### DATA ENTRIES

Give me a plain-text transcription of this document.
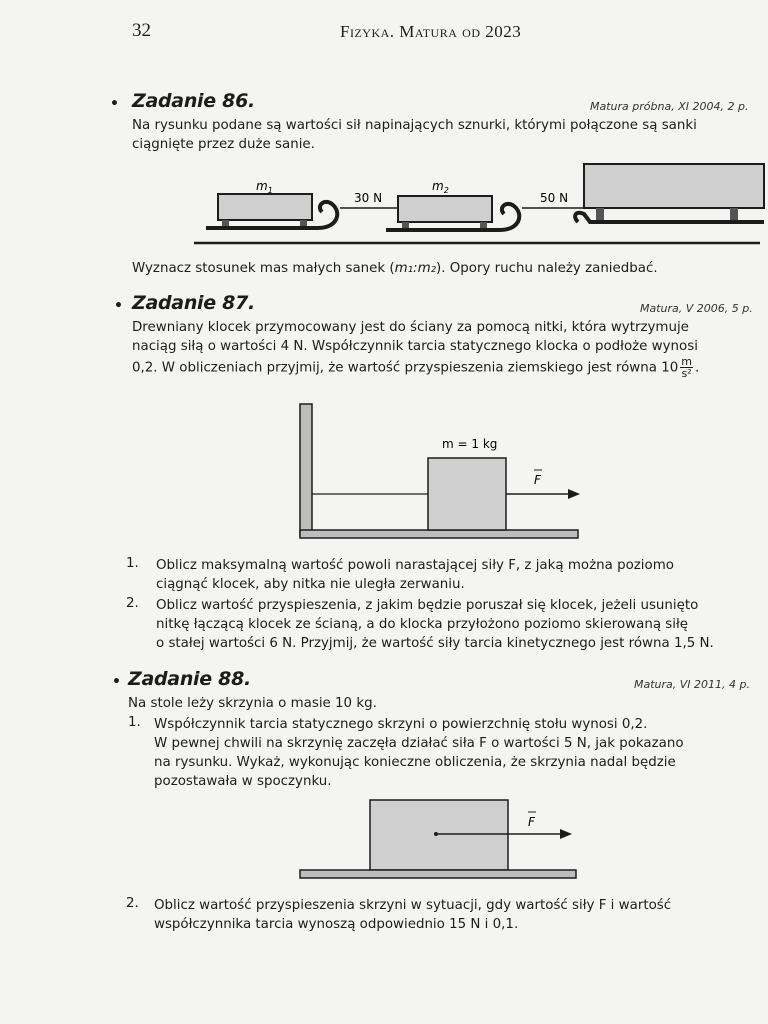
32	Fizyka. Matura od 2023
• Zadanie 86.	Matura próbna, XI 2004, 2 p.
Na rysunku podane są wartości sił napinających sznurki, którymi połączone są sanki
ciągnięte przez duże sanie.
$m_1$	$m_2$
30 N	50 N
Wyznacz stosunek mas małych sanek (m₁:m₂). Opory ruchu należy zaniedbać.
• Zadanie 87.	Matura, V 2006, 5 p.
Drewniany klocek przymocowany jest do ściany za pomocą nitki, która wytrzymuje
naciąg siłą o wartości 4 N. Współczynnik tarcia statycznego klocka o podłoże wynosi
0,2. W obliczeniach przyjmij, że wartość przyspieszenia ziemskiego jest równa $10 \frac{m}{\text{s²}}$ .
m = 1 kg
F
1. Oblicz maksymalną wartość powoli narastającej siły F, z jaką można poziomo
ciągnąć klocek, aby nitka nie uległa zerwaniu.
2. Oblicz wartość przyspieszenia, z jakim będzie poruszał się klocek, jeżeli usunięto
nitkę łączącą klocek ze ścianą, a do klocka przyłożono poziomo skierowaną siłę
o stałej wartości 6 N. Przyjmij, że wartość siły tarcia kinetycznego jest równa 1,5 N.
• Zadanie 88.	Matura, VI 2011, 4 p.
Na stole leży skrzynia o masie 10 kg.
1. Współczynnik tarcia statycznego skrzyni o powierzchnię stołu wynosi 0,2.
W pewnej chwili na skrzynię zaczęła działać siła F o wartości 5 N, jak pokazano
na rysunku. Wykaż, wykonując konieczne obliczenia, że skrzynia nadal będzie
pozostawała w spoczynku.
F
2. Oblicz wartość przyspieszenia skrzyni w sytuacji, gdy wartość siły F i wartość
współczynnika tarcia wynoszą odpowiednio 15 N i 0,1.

######
### DATA ENTRIES

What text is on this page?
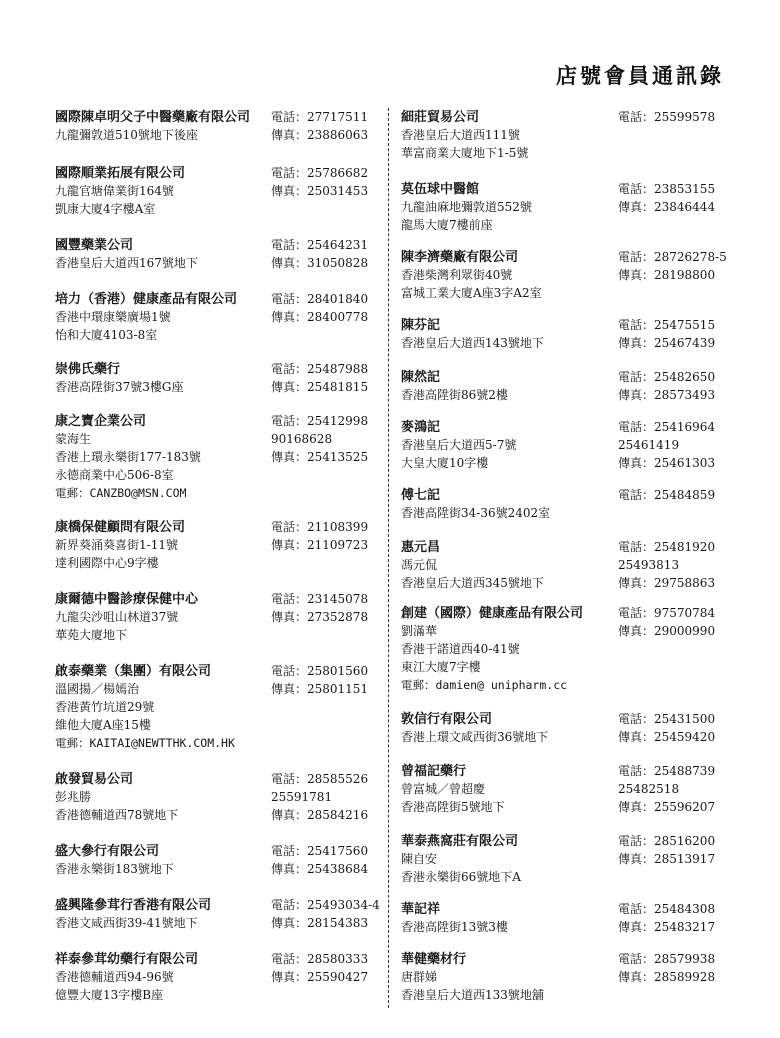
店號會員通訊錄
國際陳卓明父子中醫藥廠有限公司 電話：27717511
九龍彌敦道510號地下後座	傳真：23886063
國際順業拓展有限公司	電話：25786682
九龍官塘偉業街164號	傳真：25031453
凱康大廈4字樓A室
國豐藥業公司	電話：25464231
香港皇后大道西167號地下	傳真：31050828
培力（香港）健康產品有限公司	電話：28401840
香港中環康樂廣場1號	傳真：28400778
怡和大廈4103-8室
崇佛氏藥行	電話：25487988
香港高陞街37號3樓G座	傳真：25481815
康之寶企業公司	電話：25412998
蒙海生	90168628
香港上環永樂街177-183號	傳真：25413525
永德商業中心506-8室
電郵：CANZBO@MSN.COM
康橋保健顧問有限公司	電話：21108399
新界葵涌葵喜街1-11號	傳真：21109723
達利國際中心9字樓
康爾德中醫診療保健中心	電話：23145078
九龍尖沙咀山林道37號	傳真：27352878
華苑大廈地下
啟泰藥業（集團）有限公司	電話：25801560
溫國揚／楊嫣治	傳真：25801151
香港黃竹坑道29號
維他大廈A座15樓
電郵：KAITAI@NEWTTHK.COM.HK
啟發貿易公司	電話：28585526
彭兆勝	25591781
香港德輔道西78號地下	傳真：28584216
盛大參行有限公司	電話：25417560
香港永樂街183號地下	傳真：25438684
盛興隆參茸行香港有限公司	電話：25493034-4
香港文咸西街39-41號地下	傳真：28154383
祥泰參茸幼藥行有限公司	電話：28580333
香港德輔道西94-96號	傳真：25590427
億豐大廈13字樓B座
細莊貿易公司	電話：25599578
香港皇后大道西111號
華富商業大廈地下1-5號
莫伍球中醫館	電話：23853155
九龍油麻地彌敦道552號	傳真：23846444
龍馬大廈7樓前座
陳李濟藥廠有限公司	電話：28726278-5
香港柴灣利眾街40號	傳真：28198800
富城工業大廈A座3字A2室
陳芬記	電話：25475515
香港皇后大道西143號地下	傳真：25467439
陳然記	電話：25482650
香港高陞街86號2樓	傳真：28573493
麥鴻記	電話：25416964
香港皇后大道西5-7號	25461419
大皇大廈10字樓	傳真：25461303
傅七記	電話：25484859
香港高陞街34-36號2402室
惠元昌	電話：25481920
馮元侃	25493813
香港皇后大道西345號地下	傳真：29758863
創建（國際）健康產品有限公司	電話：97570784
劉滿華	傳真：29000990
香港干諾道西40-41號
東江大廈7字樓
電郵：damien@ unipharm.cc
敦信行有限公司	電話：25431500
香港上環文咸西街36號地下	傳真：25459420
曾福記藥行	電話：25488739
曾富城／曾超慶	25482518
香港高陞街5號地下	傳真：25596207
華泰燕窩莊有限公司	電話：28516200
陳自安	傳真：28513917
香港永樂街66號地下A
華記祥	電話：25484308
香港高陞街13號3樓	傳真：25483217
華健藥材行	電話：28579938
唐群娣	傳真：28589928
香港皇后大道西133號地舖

######

▸ SHORT PROBLEM
Among the lines above, count those containing the word "będzie" and give nothing but the result.

▸ WRITTEN RESPONSE
2